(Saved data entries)

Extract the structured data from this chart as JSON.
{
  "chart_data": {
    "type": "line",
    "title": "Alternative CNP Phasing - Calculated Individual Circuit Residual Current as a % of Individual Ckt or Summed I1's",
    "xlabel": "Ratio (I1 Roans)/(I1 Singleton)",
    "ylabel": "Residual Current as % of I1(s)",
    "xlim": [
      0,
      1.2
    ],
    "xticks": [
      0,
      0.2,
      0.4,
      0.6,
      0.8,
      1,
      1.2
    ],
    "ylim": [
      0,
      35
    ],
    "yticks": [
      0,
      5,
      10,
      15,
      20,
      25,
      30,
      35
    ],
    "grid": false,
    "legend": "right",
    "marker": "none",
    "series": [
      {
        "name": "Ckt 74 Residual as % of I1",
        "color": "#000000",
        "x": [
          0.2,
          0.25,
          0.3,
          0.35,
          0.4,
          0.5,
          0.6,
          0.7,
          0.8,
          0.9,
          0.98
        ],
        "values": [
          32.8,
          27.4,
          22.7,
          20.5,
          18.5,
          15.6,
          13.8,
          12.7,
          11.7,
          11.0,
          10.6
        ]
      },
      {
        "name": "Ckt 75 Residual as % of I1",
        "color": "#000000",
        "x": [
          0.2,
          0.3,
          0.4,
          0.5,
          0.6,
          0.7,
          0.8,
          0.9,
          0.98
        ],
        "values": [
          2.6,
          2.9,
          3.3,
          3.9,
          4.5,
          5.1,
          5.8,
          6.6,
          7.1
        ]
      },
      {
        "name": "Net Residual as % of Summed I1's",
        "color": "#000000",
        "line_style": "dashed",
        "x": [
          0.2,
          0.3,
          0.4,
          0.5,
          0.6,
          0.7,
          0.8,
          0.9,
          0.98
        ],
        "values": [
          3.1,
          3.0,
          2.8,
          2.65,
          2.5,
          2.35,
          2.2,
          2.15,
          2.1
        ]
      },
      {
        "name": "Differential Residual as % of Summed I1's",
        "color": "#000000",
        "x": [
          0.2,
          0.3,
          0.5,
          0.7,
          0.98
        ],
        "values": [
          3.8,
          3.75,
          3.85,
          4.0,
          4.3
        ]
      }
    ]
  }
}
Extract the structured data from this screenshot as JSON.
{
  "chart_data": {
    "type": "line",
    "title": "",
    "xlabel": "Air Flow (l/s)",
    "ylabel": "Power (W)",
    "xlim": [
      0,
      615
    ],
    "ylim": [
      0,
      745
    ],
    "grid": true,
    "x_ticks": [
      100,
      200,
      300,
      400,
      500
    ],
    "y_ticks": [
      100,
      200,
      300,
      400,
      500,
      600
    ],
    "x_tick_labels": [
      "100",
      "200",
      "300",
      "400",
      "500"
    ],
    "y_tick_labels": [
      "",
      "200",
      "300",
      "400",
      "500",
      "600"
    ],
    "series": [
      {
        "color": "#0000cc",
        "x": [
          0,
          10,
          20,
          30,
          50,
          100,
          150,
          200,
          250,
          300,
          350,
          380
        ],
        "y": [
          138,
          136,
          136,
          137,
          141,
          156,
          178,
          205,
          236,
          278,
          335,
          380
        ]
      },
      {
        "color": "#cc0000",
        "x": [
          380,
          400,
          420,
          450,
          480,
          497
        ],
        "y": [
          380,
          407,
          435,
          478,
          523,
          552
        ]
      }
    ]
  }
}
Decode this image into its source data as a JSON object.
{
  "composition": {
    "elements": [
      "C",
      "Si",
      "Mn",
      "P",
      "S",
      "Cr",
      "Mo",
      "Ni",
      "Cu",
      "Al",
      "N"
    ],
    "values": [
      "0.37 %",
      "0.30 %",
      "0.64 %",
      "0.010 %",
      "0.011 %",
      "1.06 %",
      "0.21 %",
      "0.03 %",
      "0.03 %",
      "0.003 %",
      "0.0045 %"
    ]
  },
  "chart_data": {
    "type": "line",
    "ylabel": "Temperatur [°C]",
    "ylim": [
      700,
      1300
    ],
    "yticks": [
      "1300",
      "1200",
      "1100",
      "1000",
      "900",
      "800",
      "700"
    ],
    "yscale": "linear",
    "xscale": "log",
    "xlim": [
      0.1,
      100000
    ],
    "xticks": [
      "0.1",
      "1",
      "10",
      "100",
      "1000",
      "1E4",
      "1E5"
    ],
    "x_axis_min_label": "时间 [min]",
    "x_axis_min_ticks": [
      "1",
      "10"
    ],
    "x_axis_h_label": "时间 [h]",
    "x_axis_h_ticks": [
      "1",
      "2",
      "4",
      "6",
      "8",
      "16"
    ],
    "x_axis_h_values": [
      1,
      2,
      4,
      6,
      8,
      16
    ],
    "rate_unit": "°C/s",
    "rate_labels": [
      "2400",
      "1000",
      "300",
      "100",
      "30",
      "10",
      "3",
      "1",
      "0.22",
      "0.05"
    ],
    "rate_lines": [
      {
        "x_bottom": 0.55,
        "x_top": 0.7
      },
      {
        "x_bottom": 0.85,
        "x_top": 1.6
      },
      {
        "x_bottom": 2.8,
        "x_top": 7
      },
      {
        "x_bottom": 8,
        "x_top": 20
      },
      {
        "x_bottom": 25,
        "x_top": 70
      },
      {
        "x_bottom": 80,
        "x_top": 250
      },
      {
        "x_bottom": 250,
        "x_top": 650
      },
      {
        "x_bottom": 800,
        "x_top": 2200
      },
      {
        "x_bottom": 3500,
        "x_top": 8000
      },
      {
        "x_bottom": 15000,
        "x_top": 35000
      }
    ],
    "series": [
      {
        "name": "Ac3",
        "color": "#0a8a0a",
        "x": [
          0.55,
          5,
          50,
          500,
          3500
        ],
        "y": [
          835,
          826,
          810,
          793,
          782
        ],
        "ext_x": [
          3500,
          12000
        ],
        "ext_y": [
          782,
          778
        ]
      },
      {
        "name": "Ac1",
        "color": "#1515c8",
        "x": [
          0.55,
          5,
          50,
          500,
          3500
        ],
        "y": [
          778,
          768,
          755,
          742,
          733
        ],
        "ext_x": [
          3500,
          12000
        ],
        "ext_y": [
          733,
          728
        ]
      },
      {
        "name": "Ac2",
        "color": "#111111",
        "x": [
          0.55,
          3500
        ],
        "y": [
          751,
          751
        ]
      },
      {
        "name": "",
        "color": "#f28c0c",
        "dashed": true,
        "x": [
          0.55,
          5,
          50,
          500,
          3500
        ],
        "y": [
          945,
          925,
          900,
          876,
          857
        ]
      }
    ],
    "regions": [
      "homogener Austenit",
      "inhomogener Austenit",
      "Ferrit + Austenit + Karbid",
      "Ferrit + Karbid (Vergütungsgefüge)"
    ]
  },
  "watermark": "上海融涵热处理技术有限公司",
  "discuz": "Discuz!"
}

→ **WHAT YOU SHOULD DO**
Write the data back out verbatim.

→ **OUTPUT**
Extract the structured data from this chart as JSON.
{
  "chart_data": {
    "type": "line",
    "title": "Alternative CNP Phasing - Calculated Individual Circuit Residual Current as a % of Individual Ckt or Summed I1's",
    "xlabel": "Ratio (I1 Roans)/(I1 Singleton)",
    "ylabel": "Residual Current as % of I1(s)",
    "xlim": [
      0,
      1.2
    ],
    "xticks": [
      0,
      0.2,
      0.4,
      0.6,
      0.8,
      1,
      1.2
    ],
    "ylim": [
      0,
      35
    ],
    "yticks": [
      0,
      5,
      10,
      15,
      20,
      25,
      30,
      35
    ],
    "grid": false,
    "legend": "right",
    "marker": "none",
    "series": [
      {
        "name": "Ckt 74 Residual as % of I1",
        "color": "#000000",
        "x": [
          0.2,
          0.25,
          0.3,
          0.35,
          0.4,
          0.5,
          0.6,
          0.7,
          0.8,
          0.9,
          0.98
        ],
        "values": [
          32.8,
          27.4,
          22.7,
          20.5,
          18.5,
          15.6,
          13.8,
          12.7,
          11.7,
          11.0,
          10.6
        ]
      },
      {
        "name": "Ckt 75 Residual as % of I1",
        "color": "#000000",
        "x": [
          0.2,
          0.3,
          0.4,
          0.5,
          0.6,
          0.7,
          0.8,
          0.9,
          0.98
        ],
        "values": [
          2.6,
          2.9,
          3.3,
          3.9,
          4.5,
          5.1,
          5.8,
          6.6,
          7.1
        ]
      },
      {
        "name": "Net Residual as % of Summed I1's",
        "color": "#000000",
        "line_style": "dashed",
        "x": [
          0.2,
          0.3,
          0.4,
          0.5,
          0.6,
          0.7,
          0.8,
          0.9,
          0.98
        ],
        "values": [
          3.1,
          3.0,
          2.8,
          2.65,
          2.5,
          2.35,
          2.2,
          2.15,
          2.1
        ]
      },
      {
        "name": "Differential Residual as % of Summed I1's",
        "color": "#000000",
        "x": [
          0.2,
          0.3,
          0.5,
          0.7,
          0.98
        ],
        "values": [
          3.8,
          3.75,
          3.85,
          4.0,
          4.3
        ]
      }
    ]
  }
}
Extract the structured data from this screenshot as JSON.
{
  "chart_data": {
    "type": "line",
    "title": "",
    "xlabel": "Air Flow (l/s)",
    "ylabel": "Power (W)",
    "xlim": [
      0,
      615
    ],
    "ylim": [
      0,
      745
    ],
    "grid": true,
    "x_ticks": [
      100,
      200,
      300,
      400,
      500
    ],
    "y_ticks": [
      100,
      200,
      300,
      400,
      500,
      600
    ],
    "x_tick_labels": [
      "100",
      "200",
      "300",
      "400",
      "500"
    ],
    "y_tick_labels": [
      "",
      "200",
      "300",
      "400",
      "500",
      "600"
    ],
    "series": [
      {
        "color": "#0000cc",
        "x": [
          0,
          10,
          20,
          30,
          50,
          100,
          150,
          200,
          250,
          300,
          350,
          380
        ],
        "y": [
          138,
          136,
          136,
          137,
          141,
          156,
          178,
          205,
          236,
          278,
          335,
          380
        ]
      },
      {
        "color": "#cc0000",
        "x": [
          380,
          400,
          420,
          450,
          480,
          497
        ],
        "y": [
          380,
          407,
          435,
          478,
          523,
          552
        ]
      }
    ]
  }
}
Decode this image into its source data as a JSON object.
{
  "composition": {
    "elements": [
      "C",
      "Si",
      "Mn",
      "P",
      "S",
      "Cr",
      "Mo",
      "Ni",
      "Cu",
      "Al",
      "N"
    ],
    "values": [
      "0.37 %",
      "0.30 %",
      "0.64 %",
      "0.010 %",
      "0.011 %",
      "1.06 %",
      "0.21 %",
      "0.03 %",
      "0.03 %",
      "0.003 %",
      "0.0045 %"
    ]
  },
  "chart_data": {
    "type": "line",
    "ylabel": "Temperatur [°C]",
    "ylim": [
      700,
      1300
    ],
    "yticks": [
      "1300",
      "1200",
      "1100",
      "1000",
      "900",
      "800",
      "700"
    ],
    "yscale": "linear",
    "xscale": "log",
    "xlim": [
      0.1,
      100000
    ],
    "xticks": [
      "0.1",
      "1",
      "10",
      "100",
      "1000",
      "1E4",
      "1E5"
    ],
    "x_axis_min_label": "时间 [min]",
    "x_axis_min_ticks": [
      "1",
      "10"
    ],
    "x_axis_h_label": "时间 [h]",
    "x_axis_h_ticks": [
      "1",
      "2",
      "4",
      "6",
      "8",
      "16"
    ],
    "x_axis_h_values": [
      1,
      2,
      4,
      6,
      8,
      16
    ],
    "rate_unit": "°C/s",
    "rate_labels": [
      "2400",
      "1000",
      "300",
      "100",
      "30",
      "10",
      "3",
      "1",
      "0.22",
      "0.05"
    ],
    "rate_lines": [
      {
        "x_bottom": 0.55,
        "x_top": 0.7
      },
      {
        "x_bottom": 0.85,
        "x_top": 1.6
      },
      {
        "x_bottom": 2.8,
        "x_top": 7
      },
      {
        "x_bottom": 8,
        "x_top": 20
      },
      {
        "x_bottom": 25,
        "x_top": 70
      },
      {
        "x_bottom": 80,
        "x_top": 250
      },
      {
        "x_bottom": 250,
        "x_top": 650
      },
      {
        "x_bottom": 800,
        "x_top": 2200
      },
      {
        "x_bottom": 3500,
        "x_top": 8000
      },
      {
        "x_bottom": 15000,
        "x_top": 35000
      }
    ],
    "series": [
      {
        "name": "Ac3",
        "color": "#0a8a0a",
        "x": [
          0.55,
          5,
          50,
          500,
          3500
        ],
        "y": [
          835,
          826,
          810,
          793,
          782
        ],
        "ext_x": [
          3500,
          12000
        ],
        "ext_y": [
          782,
          778
        ]
      },
      {
        "name": "Ac1",
        "color": "#1515c8",
        "x": [
          0.55,
          5,
          50,
          500,
          3500
        ],
        "y": [
          778,
          768,
          755,
          742,
          733
        ],
        "ext_x": [
          3500,
          12000
        ],
        "ext_y": [
          733,
          728
        ]
      },
      {
        "name": "Ac2",
        "color": "#111111",
        "x": [
          0.55,
          3500
        ],
        "y": [
          751,
          751
        ]
      },
      {
        "name": "",
        "color": "#f28c0c",
        "dashed": true,
        "x": [
          0.55,
          5,
          50,
          500,
          3500
        ],
        "y": [
          945,
          925,
          900,
          876,
          857
        ]
      }
    ],
    "regions": [
      "homogener Austenit",
      "inhomogener Austenit",
      "Ferrit + Austenit + Karbid",
      "Ferrit + Karbid (Vergütungsgefüge)"
    ]
  },
  "watermark": "上海融涵热处理技术有限公司",
  "discuz": "Discuz!"
}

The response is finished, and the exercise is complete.